INSTRUCTION.
Return every line of the data below that includes the string "values".

Stored records.
======

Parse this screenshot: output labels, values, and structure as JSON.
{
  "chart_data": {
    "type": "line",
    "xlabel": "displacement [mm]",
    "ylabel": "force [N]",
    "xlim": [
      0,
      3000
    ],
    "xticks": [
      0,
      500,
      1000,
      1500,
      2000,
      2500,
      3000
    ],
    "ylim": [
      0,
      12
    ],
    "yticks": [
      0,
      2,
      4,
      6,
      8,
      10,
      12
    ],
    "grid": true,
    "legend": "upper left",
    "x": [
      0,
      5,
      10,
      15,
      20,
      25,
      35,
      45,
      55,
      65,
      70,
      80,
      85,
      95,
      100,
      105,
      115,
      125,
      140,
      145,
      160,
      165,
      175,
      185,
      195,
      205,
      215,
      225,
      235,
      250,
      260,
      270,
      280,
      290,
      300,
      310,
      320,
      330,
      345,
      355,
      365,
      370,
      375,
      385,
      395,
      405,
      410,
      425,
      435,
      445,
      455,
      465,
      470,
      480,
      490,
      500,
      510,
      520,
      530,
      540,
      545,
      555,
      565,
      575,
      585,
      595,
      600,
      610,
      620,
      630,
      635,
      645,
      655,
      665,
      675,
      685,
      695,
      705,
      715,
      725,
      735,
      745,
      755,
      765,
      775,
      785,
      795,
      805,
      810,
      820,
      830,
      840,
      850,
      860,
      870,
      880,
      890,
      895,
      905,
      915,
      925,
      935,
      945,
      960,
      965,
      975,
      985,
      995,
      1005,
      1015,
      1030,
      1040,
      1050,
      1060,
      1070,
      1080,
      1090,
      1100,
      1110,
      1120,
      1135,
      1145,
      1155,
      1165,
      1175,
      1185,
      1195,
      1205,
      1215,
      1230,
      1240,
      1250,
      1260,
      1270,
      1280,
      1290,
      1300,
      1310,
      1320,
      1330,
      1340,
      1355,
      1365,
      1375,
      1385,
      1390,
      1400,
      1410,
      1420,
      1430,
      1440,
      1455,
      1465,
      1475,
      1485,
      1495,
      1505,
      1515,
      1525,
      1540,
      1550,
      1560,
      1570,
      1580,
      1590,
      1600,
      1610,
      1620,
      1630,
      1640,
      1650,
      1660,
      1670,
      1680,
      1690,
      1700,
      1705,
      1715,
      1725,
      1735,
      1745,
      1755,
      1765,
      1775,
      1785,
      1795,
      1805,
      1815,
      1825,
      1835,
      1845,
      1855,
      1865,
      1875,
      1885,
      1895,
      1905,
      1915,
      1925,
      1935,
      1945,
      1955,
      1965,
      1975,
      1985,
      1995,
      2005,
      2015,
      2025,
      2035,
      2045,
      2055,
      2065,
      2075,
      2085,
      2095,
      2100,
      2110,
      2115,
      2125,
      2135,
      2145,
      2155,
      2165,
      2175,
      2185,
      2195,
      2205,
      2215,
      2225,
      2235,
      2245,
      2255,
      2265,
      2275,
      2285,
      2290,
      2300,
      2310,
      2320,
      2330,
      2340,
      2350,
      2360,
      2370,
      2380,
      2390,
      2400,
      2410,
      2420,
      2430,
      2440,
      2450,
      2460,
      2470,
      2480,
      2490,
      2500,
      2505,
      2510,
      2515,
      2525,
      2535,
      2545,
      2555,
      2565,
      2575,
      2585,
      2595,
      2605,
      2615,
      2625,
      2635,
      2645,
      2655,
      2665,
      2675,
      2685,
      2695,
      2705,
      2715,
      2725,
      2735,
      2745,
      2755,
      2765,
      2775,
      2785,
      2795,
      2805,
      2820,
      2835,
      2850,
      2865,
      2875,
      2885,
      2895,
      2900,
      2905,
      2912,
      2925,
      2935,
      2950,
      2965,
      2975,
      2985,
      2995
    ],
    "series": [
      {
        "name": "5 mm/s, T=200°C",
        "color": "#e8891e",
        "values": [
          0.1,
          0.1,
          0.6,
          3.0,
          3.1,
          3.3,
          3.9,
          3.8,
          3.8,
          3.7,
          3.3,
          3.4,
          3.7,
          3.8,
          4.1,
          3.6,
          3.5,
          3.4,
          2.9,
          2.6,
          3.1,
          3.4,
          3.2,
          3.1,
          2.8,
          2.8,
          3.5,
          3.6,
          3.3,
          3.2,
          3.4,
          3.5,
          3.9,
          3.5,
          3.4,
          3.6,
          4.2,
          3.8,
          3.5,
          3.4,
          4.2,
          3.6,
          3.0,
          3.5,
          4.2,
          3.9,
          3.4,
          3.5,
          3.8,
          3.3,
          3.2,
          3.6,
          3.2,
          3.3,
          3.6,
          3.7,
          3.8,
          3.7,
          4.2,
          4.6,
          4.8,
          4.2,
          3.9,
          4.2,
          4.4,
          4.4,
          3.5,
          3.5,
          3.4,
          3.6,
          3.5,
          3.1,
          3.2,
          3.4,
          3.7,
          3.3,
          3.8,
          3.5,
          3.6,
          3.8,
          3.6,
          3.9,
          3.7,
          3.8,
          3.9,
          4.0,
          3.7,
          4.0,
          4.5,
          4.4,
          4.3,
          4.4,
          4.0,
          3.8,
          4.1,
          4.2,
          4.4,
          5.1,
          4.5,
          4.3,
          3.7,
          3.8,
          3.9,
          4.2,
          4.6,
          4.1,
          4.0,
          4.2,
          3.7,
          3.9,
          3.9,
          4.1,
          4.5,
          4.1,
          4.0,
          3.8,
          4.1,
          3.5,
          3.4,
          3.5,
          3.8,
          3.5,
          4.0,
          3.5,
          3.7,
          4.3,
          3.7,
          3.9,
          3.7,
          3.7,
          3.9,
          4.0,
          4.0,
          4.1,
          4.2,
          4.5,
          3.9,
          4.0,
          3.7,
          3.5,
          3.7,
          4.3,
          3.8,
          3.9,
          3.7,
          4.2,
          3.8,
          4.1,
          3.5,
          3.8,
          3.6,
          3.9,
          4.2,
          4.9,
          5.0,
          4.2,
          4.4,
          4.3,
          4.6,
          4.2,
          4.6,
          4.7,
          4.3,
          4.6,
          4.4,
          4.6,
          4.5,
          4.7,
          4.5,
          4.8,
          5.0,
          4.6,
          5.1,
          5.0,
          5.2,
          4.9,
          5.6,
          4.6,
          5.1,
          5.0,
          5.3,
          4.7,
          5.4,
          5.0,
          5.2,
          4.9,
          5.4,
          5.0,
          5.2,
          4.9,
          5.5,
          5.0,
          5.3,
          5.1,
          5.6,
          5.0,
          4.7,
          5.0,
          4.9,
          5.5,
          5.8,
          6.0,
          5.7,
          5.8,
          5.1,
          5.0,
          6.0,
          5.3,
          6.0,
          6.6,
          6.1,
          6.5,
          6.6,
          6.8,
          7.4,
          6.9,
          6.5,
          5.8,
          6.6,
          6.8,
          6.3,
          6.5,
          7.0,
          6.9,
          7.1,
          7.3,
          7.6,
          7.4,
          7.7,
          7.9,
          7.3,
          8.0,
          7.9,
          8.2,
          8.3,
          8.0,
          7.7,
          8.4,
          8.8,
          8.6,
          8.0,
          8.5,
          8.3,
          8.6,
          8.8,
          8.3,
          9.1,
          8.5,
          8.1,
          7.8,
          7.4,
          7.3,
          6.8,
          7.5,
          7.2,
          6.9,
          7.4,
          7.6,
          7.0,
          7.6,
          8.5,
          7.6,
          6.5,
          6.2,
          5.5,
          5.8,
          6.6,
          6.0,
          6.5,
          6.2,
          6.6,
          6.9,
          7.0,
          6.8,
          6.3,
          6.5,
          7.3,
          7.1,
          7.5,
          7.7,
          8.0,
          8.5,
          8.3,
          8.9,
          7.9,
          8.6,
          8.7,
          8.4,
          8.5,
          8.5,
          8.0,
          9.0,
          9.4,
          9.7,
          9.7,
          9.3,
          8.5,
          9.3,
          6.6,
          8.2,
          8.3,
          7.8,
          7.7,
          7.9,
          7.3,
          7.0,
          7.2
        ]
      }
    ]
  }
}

======

WORKED ANSWER.
Parse this screenshot: output labels, values, and structure as JSON.
        "values": [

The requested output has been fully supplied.